* **To be done**: Can you pull out each line of the data below that includes the word "GOES"?

++++ Material for this exercise ++++

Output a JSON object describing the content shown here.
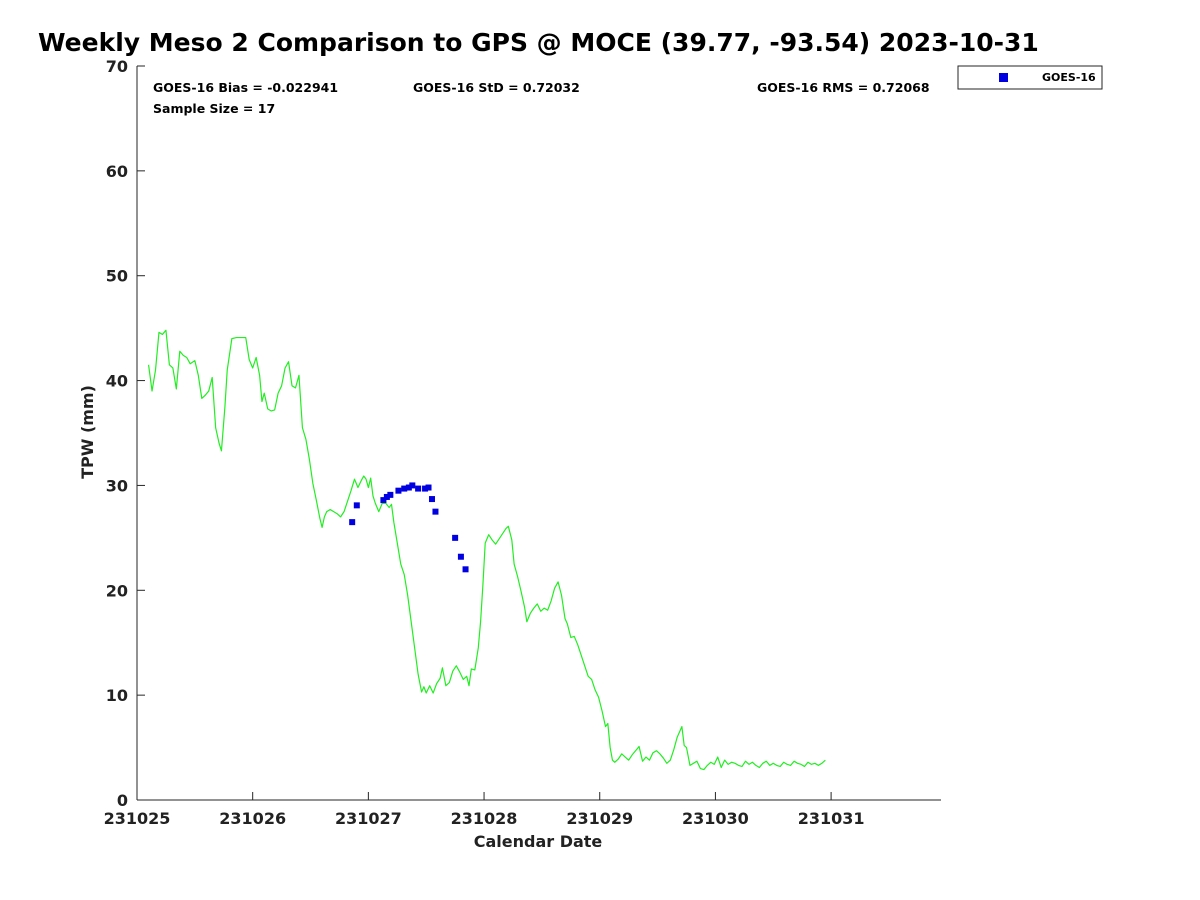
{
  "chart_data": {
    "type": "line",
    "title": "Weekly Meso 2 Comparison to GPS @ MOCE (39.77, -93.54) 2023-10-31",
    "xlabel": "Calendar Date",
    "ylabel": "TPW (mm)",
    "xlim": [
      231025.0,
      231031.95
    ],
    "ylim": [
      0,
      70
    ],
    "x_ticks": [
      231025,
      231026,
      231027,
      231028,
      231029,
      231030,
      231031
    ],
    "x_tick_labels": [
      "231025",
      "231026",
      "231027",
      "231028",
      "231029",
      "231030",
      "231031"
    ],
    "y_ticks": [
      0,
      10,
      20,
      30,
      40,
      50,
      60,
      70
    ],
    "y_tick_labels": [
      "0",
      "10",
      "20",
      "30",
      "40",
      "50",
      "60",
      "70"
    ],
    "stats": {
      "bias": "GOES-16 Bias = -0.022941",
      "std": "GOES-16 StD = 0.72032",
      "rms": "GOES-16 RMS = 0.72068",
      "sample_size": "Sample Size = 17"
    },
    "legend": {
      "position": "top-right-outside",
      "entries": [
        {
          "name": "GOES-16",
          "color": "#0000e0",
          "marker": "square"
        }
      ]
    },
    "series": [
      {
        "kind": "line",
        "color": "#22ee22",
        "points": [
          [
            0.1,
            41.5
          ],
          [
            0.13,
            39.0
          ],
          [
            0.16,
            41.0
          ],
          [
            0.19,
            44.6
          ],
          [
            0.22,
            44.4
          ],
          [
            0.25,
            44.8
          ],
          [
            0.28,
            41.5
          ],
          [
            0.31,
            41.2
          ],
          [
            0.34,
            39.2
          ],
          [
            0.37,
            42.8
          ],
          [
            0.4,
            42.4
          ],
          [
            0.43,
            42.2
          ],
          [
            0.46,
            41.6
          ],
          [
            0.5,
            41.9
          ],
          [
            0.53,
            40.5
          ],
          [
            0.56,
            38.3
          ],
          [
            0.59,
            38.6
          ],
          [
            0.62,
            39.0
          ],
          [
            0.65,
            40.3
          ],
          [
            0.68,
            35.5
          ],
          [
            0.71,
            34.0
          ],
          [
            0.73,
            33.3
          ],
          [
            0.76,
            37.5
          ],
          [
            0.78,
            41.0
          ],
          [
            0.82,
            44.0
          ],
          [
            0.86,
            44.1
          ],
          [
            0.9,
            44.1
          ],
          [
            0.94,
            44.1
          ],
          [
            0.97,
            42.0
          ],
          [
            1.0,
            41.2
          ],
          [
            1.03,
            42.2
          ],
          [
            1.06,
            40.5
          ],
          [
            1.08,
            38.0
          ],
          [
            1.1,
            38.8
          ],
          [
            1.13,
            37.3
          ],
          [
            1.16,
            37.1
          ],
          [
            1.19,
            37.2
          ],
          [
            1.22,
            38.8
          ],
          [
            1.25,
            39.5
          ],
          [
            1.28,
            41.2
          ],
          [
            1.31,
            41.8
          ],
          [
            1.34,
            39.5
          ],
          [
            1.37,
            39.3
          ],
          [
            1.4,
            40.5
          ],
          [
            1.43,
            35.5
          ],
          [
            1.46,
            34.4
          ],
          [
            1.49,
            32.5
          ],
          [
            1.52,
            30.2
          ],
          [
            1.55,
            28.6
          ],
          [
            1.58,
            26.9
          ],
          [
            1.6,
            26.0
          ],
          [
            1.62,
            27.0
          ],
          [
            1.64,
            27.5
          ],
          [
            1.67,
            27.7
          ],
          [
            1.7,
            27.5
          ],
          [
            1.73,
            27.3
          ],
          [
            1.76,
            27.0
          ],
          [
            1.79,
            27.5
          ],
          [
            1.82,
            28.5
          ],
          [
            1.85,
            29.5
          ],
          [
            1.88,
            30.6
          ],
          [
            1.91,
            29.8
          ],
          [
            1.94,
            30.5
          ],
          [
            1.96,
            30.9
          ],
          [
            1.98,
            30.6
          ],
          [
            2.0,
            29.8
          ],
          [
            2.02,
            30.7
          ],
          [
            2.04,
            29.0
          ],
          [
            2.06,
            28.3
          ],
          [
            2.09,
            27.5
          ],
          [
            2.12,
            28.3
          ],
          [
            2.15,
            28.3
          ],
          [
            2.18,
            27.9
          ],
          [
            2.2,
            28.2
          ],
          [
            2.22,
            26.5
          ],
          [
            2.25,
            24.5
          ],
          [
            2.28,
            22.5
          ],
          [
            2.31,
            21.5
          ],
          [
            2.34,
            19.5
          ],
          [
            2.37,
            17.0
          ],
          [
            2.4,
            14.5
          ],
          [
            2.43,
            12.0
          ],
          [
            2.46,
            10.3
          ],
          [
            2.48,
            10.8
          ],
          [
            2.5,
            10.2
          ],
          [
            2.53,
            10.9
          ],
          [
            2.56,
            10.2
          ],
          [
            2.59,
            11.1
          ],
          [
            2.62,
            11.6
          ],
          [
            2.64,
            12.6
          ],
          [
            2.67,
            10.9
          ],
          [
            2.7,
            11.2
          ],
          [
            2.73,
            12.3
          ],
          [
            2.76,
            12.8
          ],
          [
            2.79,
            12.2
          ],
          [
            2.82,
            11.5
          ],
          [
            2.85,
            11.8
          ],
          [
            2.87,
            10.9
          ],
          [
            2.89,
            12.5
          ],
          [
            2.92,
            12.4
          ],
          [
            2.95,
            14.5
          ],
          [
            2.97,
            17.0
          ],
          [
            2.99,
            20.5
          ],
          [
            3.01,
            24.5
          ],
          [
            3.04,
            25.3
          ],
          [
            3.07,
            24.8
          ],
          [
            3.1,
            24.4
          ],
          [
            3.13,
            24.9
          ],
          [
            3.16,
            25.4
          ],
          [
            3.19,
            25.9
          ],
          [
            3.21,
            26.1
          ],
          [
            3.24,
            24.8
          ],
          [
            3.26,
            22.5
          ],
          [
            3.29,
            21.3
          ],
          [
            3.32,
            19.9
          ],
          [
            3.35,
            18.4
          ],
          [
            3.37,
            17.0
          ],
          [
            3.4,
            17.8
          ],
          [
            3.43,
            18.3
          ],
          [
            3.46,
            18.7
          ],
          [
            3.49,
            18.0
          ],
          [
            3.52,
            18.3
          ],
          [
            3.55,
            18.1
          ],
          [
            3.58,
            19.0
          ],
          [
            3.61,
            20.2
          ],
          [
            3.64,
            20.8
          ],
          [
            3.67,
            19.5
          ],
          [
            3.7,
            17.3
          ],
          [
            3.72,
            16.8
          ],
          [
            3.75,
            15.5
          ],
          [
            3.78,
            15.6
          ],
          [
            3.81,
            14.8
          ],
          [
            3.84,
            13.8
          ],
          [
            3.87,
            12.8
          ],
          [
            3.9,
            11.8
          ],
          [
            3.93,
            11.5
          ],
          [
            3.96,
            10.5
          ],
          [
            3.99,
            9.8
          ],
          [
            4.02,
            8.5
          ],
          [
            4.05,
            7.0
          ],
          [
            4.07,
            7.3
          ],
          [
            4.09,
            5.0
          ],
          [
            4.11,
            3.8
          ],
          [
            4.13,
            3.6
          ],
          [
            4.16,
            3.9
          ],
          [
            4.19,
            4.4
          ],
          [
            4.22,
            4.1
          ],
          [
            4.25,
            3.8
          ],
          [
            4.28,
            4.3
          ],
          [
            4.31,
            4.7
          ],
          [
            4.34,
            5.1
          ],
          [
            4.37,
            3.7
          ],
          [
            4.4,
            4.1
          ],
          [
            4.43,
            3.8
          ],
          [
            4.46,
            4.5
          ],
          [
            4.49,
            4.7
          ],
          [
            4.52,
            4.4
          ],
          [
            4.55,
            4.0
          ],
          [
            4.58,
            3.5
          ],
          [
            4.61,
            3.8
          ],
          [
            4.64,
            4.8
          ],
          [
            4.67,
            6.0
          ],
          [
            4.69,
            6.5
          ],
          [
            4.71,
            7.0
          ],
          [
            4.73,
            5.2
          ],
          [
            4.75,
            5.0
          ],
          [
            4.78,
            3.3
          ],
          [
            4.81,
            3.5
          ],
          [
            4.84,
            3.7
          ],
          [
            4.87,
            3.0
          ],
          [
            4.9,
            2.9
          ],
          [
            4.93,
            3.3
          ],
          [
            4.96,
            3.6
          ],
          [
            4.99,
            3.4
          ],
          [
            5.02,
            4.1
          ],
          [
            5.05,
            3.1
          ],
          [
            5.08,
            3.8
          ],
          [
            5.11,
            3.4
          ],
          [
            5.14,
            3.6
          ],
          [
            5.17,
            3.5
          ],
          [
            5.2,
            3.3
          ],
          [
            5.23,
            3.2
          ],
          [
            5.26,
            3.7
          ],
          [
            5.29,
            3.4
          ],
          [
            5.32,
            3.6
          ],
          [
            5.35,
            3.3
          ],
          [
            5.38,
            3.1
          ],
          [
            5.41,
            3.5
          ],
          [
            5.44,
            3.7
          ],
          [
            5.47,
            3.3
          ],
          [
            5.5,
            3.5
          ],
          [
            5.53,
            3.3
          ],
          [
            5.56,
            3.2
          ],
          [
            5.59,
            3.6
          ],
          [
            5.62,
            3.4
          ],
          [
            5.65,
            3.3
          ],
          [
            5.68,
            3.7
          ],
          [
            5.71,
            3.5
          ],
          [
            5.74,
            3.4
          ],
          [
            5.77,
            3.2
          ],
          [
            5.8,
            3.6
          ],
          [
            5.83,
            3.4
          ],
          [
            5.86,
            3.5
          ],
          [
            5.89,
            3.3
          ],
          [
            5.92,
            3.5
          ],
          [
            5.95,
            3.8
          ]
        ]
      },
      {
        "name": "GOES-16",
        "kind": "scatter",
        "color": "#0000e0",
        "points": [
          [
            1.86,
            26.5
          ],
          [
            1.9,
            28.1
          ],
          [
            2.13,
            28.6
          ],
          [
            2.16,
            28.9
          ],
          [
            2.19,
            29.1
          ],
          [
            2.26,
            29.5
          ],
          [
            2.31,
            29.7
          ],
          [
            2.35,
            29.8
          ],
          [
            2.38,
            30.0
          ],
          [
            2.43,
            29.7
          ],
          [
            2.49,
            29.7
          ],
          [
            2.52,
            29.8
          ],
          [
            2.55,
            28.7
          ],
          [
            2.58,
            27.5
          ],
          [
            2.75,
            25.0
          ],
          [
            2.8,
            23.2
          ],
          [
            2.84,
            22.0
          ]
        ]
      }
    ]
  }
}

++++

* **Written response**:
      "bias": "GOES-16 Bias = -0.022941",
      "std": "GOES-16 StD = 0.72032",
      "rms": "GOES-16 RMS = 0.72068",
          "name": "GOES-16",
        "name": "GOES-16",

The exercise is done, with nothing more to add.